EXERCISE PROMPT:
For the copy, please give all of the data again exactly and leave the pictures out.
★ ★ ★ ★ ★ ★ ★
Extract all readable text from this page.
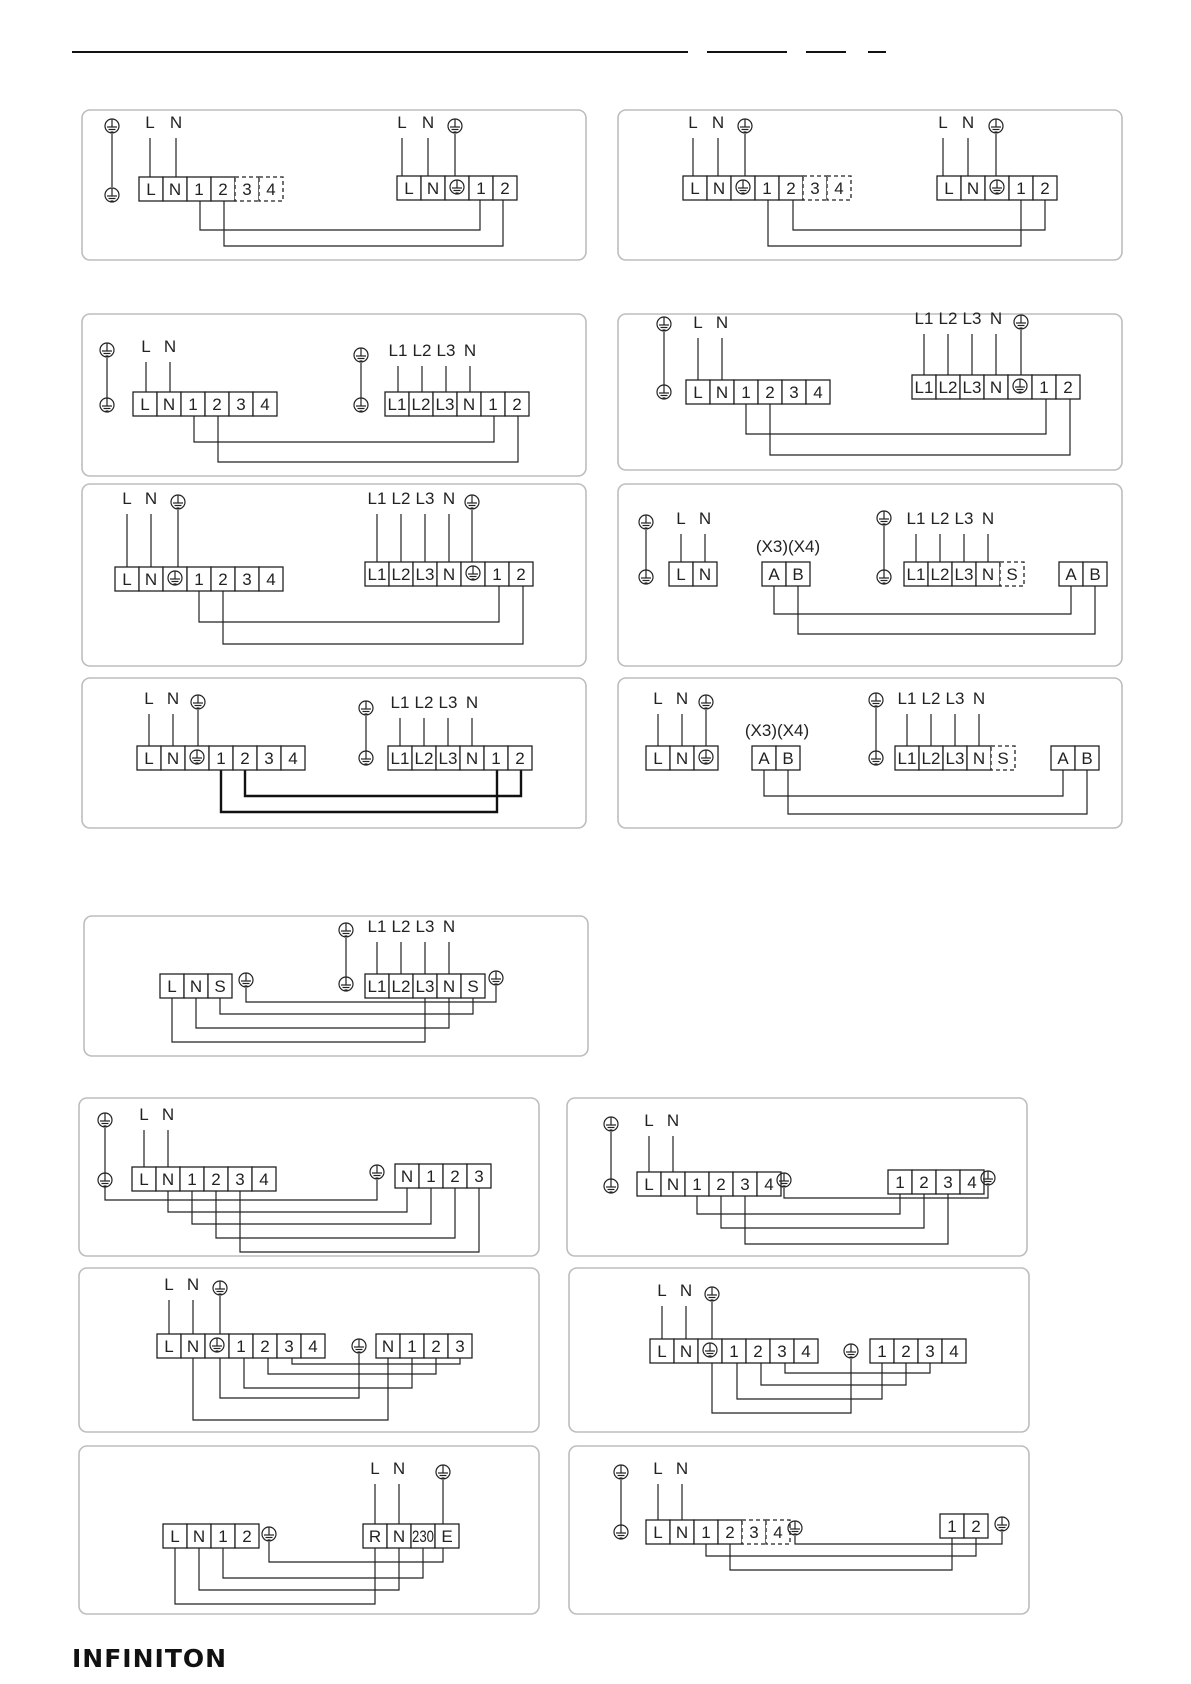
L N 1 2 3 4	L N 1 2
L N	L N
L N 1 2 3 4	L N 1 2
L N	L N
L N 1 2 3 4	L1 L2 L3 N 1 2
L N	L1 L2 L3 N
L N 1 2 3 4	L1 L2 L3 N 1 2
L N	L1 L2 L3 N
L N 1 2 3 4	L1 L2 L3 N 1 2
L N	L1 L2 L3 N
L N	A B	L1 L2 L3 N S	A B
L N	L1 L2 L3 N
(X3)(X4)
L N 1 2 3 4	L1 L2 L3 N 1 2
L N	L1 L2 L3 N
L N	A B	L1 L2 L3 N S	A B
L N	L1 L2 L3 N
(X3)(X4)
L N S	L1 L2 L3 N S
L1 L2 L3 N
L N 1 2 3 4	N 1 2 3
L N
L N 1 2 3 4	1 2 3 4
L N
L N 1 2 3 4	N 1 2 3
L N
L N 1 2 3 4	1 2 3 4
L N
L N 1 2	R N 230 E
L N
L N 1 2 3 4	1 2
L N
INFINITON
★ ★ ★ ★ ★ ★ ★
ANSWER:
Extract all readable text from this page.
L N 1 2 3 4	L N 1 2
L N	L N
L N 1 2 3 4	L N 1 2
L N	L N
L N 1 2 3 4	L1 L2 L3 N 1 2
L N	L1 L2 L3 N
L N 1 2 3 4	L1 L2 L3 N 1 2
L N	L1 L2 L3 N
L N 1 2 3 4	L1 L2 L3 N 1 2
L N	L1 L2 L3 N
L N	A B	L1 L2 L3 N S	A B
L N	L1 L2 L3 N
(X3)(X4)
L N 1 2 3 4	L1 L2 L3 N 1 2
L N	L1 L2 L3 N
L N	A B	L1 L2 L3 N S	A B
L N	L1 L2 L3 N
(X3)(X4)
L N S	L1 L2 L3 N S
L1 L2 L3 N
L N 1 2 3 4	N 1 2 3
L N
L N 1 2 3 4	1 2 3 4
L N
L N 1 2 3 4	N 1 2 3
L N
L N 1 2 3 4	1 2 3 4
L N
L N 1 2	R N 230 E
L N
L N 1 2 3 4	1 2
L N
INFINITON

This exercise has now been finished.